[Layout element annotations]
________________

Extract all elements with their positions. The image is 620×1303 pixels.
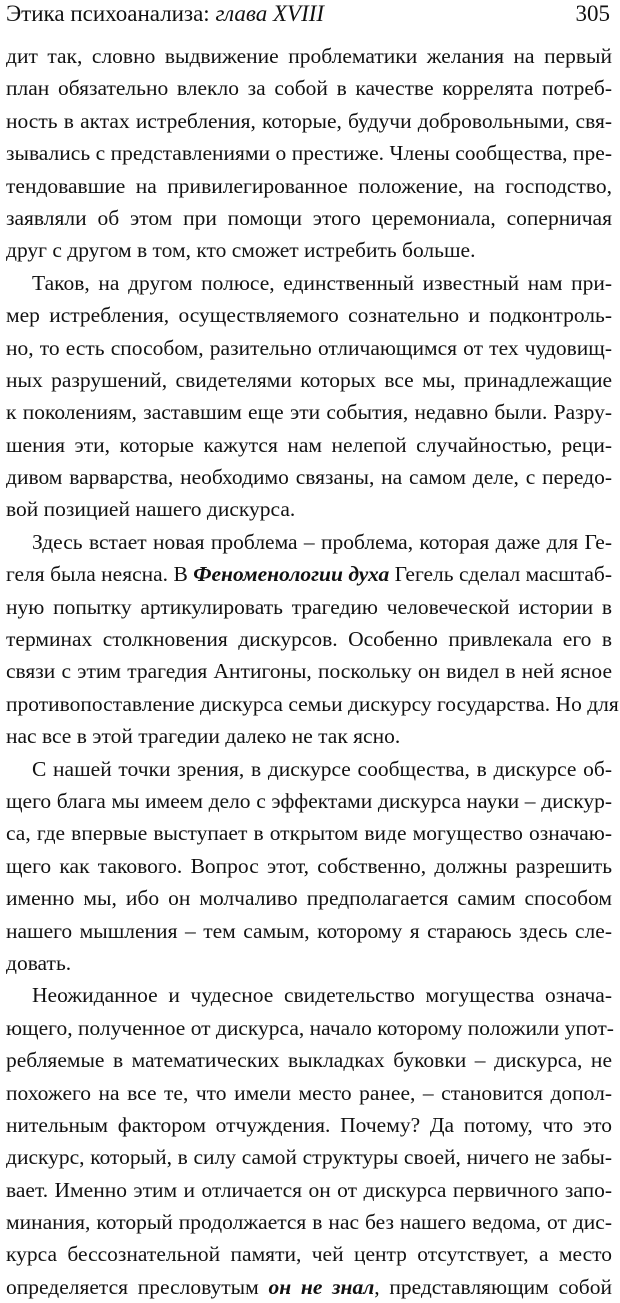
- text-line: вает. Именно этим и отличается он от дискурса первичного запо-: [6, 1177, 612, 1202]
- text-line: мер истребления, осуществляемого сознательно и подконтроль-: [6, 303, 612, 328]
- paragraph: [6, 267, 612, 526]
- text-line: дит так, словно выдвижение проблематики желания на первый: [6, 44, 612, 68]
- text-line: Здесь встает новая проблема – проблема, которая даже для Ге-: [32, 529, 612, 554]
- text-line: дискурс, который, в силу самой структуры своей, ничего не забы-: [6, 1145, 612, 1170]
- text-line: тендовавшие на привилегированное положение, на господство,: [6, 173, 612, 198]
- text-line: нашего мышления – тем самым, которому я стараюсь здесь сле-: [6, 918, 612, 943]
- text-line: план обязательно влекло за собой в качестве коррелята потреб-: [6, 76, 612, 101]
- text-line: курса бессознательной памяти, чей центр отсутствует, а место: [6, 1242, 612, 1267]
- text-line: минания, который продолжается в нас без нашего ведома, от дис-: [6, 1210, 612, 1235]
- body-text: [6, 40, 619, 1303]
- text-line: связи с этим трагедия Антигоны, поскольку он видел в ней ясное: [6, 659, 612, 684]
- text-line: геля была неясна. В Феноменологии духа Гегель сделал масштаб-: [6, 562, 613, 587]
- text-line: вой позицией нашего дискурса.: [6, 497, 296, 522]
- text-line: дивом варварства, необходимо связаны, на самом деле, с передо-: [6, 465, 612, 490]
- text-line: ность в актах истребления, которые, будучи добровольными, свя-: [6, 108, 612, 133]
- text-line: шения эти, которые кажутся нам нелепой случайностью, реци-: [6, 432, 612, 457]
- text-line: к поколениям, заставшим еще эти события, недавно были. Разру-: [6, 400, 612, 425]
- italic-title: Феноменологии духа: [193, 562, 390, 587]
- text-line: са, где впервые выступает в открытом виде могущество означаю-: [6, 821, 612, 846]
- text-line: друг с другом в том, кто сможет истребить больше.: [6, 238, 476, 263]
- text-line: именно мы, ибо он молчаливо предполагается самим способом: [6, 886, 612, 911]
- text-line: щего блага мы имеем дело с эффектами дискурса науки – дискур-: [6, 788, 612, 813]
- text-line: Таков, на другом полюсе, единственный известный нам при-: [32, 270, 612, 295]
- text-line: противопоставление дискурса семьи дискурсу государства. Но для: [6, 691, 619, 716]
- text-line: нительным фактором отчуждения. Почему? Да потому, что это: [6, 1112, 612, 1137]
- text-line: ных разрушений, свидетелями которых все мы, принадлежащие: [6, 367, 612, 392]
- text-line: нас все в этой трагедии далеко не так ясно.: [6, 724, 401, 749]
- paragraph: [6, 40, 612, 267]
- text-line: определяется пресловутым он не знал, представляющим собой: [6, 1274, 612, 1299]
- text-line: ющего, полученное от дискурса, начало которому положили упот-: [6, 1015, 614, 1040]
- text-line: зывались с представлениями о престиже. Члены сообщества, пре-: [6, 141, 612, 166]
- text-line: Неожиданное и чудесное свидетельство могущества означа-: [32, 983, 612, 1008]
- text-line: терминах столкновения дискурсов. Особенно привлекала его в: [6, 627, 612, 652]
- running-head-title: Этика психоанализа: глава XVIII: [6, 1, 325, 26]
- paragraph: [6, 753, 612, 980]
- text-line: заявляли об этом при помощи этого церемониала, соперничая: [6, 205, 612, 230]
- text-line: но, то есть способом, разительно отличающимся от тех чудовищ-: [6, 335, 612, 360]
- running-head: [6, 0, 610, 28]
- text-line: ную попытку артикулировать трагедию человеческой истории в: [6, 594, 612, 619]
- italic-title: он не знал: [268, 1274, 375, 1299]
- text-line: ребляемые в математических выкладках буковки – дискурса, не: [6, 1048, 612, 1073]
- paragraph: [6, 526, 619, 753]
- page-number: 305: [575, 1, 610, 26]
- paragraph: [6, 979, 612, 1303]
- text-line: С нашей точки зрения, в дискурсе сообщества, в дискурсе об-: [32, 756, 612, 781]
- text-line: щего как такового. Вопрос этот, собственно, должны разрешить: [6, 853, 612, 878]
- text-line: похожего на все те, что имели место ранее, – становится допол-: [6, 1080, 612, 1105]
- text-line: довать.: [6, 950, 72, 975]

________________

▶ GIVEN EXERCISE: Change every "paragraph" in the material above to "text-block", keeping all other text identical. Omit the pictures from your output.

▶ RESPONSE TO THIS TASK:
Extract all elements with their positions. The image is 620×1303 pixels.
- text-line: вает. Именно этим и отличается он от дискурса первичного запо-: [6, 1177, 612, 1202]
- text-line: мер истребления, осуществляемого сознательно и подконтроль-: [6, 303, 612, 328]
- text-block: [6, 267, 612, 526]
- text-line: дит так, словно выдвижение проблематики желания на первый: [6, 44, 612, 68]
- text-line: Здесь встает новая проблема – проблема, которая даже для Ге-: [32, 529, 612, 554]
- text-line: дискурс, который, в силу самой структуры своей, ничего не забы-: [6, 1145, 612, 1170]
- text-line: тендовавшие на привилегированное положение, на господство,: [6, 173, 612, 198]
- text-line: нашего мышления – тем самым, которому я стараюсь здесь сле-: [6, 918, 612, 943]
- text-line: план обязательно влекло за собой в качестве коррелята потреб-: [6, 76, 612, 101]
- text-line: курса бессознательной памяти, чей центр отсутствует, а место: [6, 1242, 612, 1267]
- text-line: минания, который продолжается в нас без нашего ведома, от дис-: [6, 1210, 612, 1235]
- body-text: [6, 40, 619, 1303]
- text-line: связи с этим трагедия Антигоны, поскольку он видел в ней ясное: [6, 659, 612, 684]
- text-line: геля была неясна. В Феноменологии духа Гегель сделал масштаб-: [6, 562, 613, 587]
- text-line: вой позицией нашего дискурса.: [6, 497, 296, 522]
- text-line: дивом варварства, необходимо связаны, на самом деле, с передо-: [6, 465, 612, 490]
- text-line: ность в актах истребления, которые, будучи добровольными, свя-: [6, 108, 612, 133]
- text-line: шения эти, которые кажутся нам нелепой случайностью, реци-: [6, 432, 612, 457]
- text-line: к поколениям, заставшим еще эти события, недавно были. Разру-: [6, 400, 612, 425]
- italic-title: Феноменологии духа: [193, 562, 390, 587]
- text-line: са, где впервые выступает в открытом виде могущество означаю-: [6, 821, 612, 846]
- text-line: друг с другом в том, кто сможет истребить больше.: [6, 238, 476, 263]
- text-line: именно мы, ибо он молчаливо предполагается самим способом: [6, 886, 612, 911]
- text-line: щего блага мы имеем дело с эффектами дискурса науки – дискур-: [6, 788, 612, 813]
- text-line: Таков, на другом полюсе, единственный известный нам при-: [32, 270, 612, 295]
- text-line: противопоставление дискурса семьи дискурсу государства. Но для: [6, 691, 619, 716]
- text-line: нительным фактором отчуждения. Почему? Да потому, что это: [6, 1112, 612, 1137]
- text-line: ных разрушений, свидетелями которых все мы, принадлежащие: [6, 367, 612, 392]
- text-line: нас все в этой трагедии далеко не так ясно.: [6, 724, 401, 749]
- text-block: [6, 40, 612, 267]
- text-line: определяется пресловутым он не знал, представляющим собой: [6, 1274, 612, 1299]
- text-line: ющего, полученное от дискурса, начало которому положили упот-: [6, 1015, 614, 1040]
- text-line: зывались с представлениями о престиже. Члены сообщества, пре-: [6, 141, 612, 166]
- text-line: Неожиданное и чудесное свидетельство могущества означа-: [32, 983, 612, 1008]
- text-line: терминах столкновения дискурсов. Особенно привлекала его в: [6, 627, 612, 652]
- running-head-title: Этика психоанализа: глава XVIII: [6, 1, 325, 26]
- text-block: [6, 753, 612, 980]
- text-line: заявляли об этом при помощи этого церемониала, соперничая: [6, 205, 612, 230]
- text-line: но, то есть способом, разительно отличающимся от тех чудовищ-: [6, 335, 612, 360]
- running-head: [6, 0, 610, 28]
- text-line: ную попытку артикулировать трагедию человеческой истории в: [6, 594, 612, 619]
- italic-title: он не знал: [268, 1274, 375, 1299]
- text-line: ребляемые в математических выкладках буковки – дискурса, не: [6, 1048, 612, 1073]
- text-block: [6, 526, 619, 753]
- page-number: 305: [575, 1, 610, 26]
- text-block: [6, 979, 612, 1303]
- text-line: С нашей точки зрения, в дискурсе сообщества, в дискурсе об-: [32, 756, 612, 781]
- text-line: щего как такового. Вопрос этот, собственно, должны разрешить: [6, 853, 612, 878]
- text-line: похожего на все те, что имели место ранее, – становится допол-: [6, 1080, 612, 1105]
- text-line: довать.: [6, 950, 72, 975]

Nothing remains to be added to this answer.